----- Material provided -----

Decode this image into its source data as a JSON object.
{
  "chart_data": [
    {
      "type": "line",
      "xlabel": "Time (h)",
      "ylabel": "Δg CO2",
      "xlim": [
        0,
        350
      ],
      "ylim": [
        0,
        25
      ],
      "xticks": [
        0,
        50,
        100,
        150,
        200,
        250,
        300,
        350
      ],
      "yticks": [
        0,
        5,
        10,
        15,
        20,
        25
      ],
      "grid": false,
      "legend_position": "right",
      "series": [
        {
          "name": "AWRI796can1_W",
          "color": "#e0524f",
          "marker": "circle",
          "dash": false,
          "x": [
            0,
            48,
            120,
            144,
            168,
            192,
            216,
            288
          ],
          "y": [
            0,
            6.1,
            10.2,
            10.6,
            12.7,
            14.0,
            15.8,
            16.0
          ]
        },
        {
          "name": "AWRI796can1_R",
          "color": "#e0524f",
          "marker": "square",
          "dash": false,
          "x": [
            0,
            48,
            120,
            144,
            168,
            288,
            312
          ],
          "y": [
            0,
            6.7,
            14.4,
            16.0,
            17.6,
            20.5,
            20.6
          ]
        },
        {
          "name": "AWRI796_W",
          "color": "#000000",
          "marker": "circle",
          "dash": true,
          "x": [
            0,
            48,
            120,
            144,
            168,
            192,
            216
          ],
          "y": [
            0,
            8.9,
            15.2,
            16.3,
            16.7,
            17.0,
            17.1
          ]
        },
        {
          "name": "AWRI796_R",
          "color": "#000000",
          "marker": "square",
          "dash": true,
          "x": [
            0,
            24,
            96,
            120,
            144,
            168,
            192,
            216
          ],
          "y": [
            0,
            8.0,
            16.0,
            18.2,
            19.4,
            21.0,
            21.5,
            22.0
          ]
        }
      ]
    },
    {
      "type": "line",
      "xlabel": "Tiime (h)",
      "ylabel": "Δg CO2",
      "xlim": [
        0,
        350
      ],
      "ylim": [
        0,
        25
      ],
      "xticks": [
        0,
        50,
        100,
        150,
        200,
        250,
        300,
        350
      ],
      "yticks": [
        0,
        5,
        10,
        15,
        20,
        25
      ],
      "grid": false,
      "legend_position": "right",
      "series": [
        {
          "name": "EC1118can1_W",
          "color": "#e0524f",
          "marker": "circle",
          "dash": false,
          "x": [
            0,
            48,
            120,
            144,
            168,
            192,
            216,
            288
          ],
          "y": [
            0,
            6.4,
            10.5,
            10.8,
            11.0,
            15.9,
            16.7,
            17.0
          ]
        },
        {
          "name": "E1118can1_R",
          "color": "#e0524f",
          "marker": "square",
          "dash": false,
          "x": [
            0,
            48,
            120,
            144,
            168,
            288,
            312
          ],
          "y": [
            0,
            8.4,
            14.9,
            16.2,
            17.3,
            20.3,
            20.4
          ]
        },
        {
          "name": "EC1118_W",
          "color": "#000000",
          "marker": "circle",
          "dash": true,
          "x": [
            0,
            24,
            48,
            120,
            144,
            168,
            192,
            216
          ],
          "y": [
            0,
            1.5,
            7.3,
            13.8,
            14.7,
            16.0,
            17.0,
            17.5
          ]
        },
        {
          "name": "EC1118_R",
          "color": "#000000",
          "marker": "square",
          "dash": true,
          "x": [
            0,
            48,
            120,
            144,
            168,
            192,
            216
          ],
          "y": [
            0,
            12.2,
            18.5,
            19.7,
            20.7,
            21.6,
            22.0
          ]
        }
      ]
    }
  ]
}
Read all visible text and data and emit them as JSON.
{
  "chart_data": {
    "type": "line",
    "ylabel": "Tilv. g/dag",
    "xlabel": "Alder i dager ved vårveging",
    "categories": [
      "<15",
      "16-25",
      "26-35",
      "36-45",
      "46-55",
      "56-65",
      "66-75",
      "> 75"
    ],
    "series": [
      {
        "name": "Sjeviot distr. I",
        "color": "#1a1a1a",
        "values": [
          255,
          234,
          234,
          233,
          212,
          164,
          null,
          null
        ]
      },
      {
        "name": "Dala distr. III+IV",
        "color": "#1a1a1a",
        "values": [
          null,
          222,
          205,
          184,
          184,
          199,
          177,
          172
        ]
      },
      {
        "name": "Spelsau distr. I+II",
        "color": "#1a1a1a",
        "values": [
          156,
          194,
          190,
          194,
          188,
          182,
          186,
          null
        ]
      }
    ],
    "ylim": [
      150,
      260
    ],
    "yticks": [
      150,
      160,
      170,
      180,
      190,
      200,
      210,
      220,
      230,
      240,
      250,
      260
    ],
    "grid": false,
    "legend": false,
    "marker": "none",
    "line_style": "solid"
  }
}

-----
----- Material provided -----

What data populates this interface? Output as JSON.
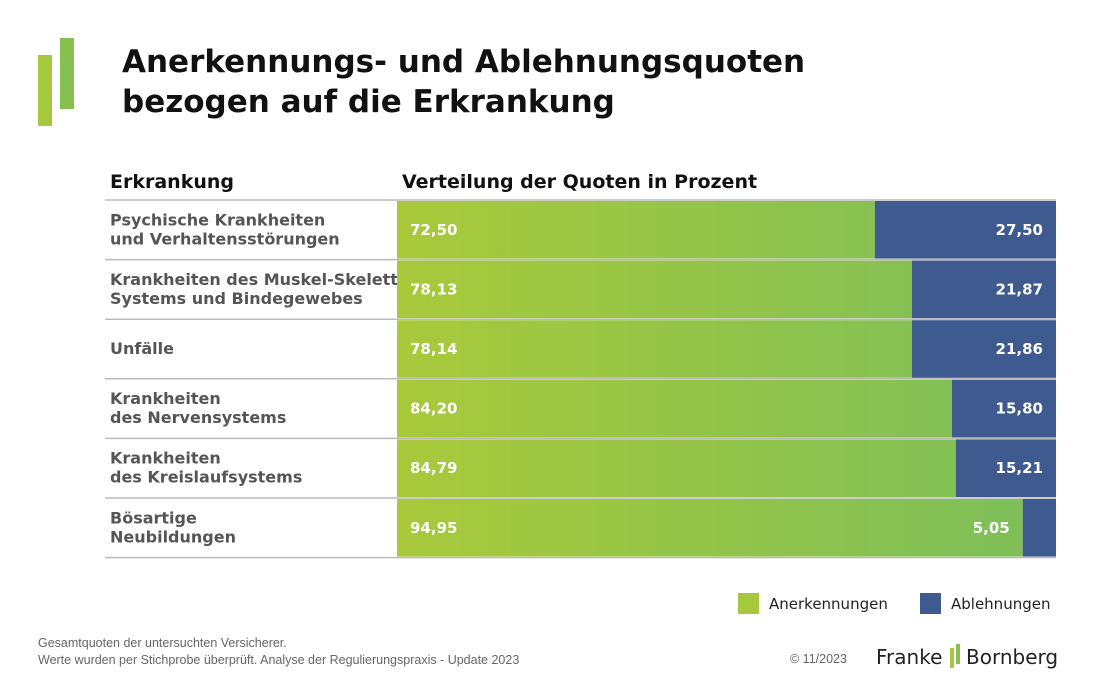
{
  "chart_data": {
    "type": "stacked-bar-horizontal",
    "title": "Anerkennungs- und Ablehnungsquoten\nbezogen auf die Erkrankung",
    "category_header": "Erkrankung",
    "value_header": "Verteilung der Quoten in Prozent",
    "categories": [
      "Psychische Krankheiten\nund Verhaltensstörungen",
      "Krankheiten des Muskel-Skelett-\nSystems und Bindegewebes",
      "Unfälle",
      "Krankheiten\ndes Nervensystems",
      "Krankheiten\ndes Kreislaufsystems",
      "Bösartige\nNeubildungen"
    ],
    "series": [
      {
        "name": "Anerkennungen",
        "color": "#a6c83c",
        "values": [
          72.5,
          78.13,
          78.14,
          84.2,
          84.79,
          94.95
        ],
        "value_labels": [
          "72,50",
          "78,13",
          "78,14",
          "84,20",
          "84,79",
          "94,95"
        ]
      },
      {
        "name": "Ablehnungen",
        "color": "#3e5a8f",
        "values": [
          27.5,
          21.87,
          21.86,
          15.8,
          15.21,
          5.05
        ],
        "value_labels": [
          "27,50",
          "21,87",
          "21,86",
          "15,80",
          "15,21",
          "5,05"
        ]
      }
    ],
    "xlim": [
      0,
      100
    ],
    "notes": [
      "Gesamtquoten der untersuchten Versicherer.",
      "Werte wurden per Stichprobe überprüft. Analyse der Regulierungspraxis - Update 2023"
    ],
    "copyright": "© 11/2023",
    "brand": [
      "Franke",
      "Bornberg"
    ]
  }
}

-----

■ **Written task**:
Give the count of lines holding the word "ndes" and nothing more.

■ **Response for this exercise**:
2